____ GIVEN ENTRIES

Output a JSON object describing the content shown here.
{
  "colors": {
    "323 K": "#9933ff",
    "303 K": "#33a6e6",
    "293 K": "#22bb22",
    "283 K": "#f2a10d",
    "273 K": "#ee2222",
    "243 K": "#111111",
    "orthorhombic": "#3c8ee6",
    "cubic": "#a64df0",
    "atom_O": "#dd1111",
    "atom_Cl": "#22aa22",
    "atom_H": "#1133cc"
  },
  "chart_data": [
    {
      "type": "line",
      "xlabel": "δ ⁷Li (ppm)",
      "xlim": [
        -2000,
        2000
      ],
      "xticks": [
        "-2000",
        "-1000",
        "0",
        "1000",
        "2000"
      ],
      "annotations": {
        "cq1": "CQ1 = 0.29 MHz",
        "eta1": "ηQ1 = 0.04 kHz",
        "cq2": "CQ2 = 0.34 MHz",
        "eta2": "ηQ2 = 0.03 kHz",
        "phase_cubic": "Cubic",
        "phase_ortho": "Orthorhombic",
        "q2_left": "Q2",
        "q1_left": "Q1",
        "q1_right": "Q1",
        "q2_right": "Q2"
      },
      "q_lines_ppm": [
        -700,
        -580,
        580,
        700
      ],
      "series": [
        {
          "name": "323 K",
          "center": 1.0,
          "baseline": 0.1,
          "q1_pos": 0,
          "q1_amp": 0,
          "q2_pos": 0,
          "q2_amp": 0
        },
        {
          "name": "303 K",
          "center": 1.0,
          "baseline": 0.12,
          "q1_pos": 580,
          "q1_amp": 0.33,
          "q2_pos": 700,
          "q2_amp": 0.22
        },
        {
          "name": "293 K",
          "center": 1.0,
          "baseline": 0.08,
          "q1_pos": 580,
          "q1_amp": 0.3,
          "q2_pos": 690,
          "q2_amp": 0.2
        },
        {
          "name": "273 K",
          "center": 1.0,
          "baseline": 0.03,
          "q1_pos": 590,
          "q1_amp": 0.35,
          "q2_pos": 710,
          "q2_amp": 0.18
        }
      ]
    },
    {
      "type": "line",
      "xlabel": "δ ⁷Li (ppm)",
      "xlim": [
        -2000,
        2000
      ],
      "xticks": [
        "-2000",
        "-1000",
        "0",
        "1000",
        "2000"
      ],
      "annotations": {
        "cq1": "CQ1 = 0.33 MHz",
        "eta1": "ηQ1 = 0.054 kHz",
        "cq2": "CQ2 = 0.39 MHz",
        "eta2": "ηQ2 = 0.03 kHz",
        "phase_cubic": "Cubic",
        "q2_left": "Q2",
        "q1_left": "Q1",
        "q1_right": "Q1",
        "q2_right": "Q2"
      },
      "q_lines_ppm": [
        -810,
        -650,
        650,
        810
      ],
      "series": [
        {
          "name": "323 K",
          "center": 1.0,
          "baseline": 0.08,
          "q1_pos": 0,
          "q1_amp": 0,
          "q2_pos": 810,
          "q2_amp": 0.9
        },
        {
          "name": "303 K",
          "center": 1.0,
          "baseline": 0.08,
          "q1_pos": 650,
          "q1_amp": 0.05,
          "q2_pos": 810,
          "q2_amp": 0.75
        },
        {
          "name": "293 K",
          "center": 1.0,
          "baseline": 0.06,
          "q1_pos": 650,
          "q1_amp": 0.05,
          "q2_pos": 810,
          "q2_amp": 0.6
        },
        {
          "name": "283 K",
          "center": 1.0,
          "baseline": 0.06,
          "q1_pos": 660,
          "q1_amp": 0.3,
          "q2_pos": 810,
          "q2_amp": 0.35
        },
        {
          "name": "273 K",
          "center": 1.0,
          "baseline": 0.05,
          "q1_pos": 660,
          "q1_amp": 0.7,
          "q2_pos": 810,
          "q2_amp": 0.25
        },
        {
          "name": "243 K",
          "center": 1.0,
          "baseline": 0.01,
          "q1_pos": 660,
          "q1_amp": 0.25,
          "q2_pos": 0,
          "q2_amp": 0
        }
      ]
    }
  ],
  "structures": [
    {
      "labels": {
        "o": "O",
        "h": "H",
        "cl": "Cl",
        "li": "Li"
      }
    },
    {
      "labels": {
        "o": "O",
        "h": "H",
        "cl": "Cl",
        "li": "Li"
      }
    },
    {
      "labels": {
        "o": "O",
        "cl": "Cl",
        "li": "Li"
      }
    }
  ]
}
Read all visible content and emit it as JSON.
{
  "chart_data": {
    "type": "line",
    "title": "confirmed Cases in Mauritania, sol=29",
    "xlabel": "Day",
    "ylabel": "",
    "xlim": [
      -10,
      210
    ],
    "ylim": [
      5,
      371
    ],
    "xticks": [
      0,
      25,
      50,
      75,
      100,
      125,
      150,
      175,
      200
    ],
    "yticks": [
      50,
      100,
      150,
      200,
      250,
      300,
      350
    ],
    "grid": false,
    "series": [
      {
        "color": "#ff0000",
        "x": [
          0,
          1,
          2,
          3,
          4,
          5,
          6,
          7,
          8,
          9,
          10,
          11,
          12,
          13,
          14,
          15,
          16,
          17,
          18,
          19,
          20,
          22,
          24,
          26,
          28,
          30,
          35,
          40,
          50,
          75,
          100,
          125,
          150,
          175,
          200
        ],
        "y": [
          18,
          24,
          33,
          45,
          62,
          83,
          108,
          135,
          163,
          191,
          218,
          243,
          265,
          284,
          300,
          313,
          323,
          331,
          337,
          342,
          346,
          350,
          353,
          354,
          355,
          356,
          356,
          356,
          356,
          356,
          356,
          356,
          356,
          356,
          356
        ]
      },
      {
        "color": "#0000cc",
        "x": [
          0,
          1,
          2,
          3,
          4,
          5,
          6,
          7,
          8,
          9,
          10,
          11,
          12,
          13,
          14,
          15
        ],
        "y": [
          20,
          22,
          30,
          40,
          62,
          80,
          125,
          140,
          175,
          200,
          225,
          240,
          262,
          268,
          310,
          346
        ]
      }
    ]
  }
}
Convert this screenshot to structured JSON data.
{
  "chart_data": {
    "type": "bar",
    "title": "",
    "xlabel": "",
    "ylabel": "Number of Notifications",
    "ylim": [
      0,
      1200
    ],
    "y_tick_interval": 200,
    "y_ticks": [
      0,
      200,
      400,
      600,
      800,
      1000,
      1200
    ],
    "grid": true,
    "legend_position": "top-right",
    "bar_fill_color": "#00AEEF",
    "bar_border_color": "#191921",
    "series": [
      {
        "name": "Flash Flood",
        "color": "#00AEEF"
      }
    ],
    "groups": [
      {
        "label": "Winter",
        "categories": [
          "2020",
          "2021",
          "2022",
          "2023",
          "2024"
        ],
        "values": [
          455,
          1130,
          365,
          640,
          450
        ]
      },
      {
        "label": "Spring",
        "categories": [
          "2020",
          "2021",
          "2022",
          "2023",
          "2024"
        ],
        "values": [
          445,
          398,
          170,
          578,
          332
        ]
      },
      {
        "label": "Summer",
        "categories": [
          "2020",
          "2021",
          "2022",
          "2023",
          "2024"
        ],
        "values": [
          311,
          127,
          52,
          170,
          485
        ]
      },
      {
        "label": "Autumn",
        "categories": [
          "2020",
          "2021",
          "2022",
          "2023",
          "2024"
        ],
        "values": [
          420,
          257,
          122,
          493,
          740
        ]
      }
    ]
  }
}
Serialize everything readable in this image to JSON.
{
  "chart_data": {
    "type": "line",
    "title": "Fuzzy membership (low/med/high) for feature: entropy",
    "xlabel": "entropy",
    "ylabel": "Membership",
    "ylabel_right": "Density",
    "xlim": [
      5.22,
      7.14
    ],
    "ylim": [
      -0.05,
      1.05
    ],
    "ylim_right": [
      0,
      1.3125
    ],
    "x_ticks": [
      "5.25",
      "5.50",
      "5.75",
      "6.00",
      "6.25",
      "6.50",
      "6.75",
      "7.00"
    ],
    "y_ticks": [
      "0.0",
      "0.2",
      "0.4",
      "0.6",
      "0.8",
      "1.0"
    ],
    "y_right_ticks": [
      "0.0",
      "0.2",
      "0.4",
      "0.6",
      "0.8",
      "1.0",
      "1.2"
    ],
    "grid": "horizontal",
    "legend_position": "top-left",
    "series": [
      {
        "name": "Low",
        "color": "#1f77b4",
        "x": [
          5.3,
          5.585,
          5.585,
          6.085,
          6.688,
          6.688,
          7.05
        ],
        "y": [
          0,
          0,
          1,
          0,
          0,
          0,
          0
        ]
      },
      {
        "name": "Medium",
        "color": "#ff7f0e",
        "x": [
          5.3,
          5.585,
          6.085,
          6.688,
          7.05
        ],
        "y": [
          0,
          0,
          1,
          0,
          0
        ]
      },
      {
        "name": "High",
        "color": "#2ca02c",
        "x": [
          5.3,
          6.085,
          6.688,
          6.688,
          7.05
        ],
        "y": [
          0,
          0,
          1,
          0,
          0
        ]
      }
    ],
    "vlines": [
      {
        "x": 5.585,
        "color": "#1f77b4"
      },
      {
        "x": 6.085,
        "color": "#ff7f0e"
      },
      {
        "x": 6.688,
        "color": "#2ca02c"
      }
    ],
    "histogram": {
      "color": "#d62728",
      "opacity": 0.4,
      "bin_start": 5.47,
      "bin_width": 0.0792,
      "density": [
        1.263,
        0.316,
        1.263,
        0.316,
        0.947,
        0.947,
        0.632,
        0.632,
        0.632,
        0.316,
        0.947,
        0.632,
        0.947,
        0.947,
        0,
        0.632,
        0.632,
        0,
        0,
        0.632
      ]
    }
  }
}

________

From the records above, pull out every line containing the word "JSON".

• OUTPUT OF THE TASK
Output a JSON object describing the content shown here.
Read all visible content and emit it as JSON.
Convert this screenshot to structured JSON data.
Serialize everything readable in this image to JSON.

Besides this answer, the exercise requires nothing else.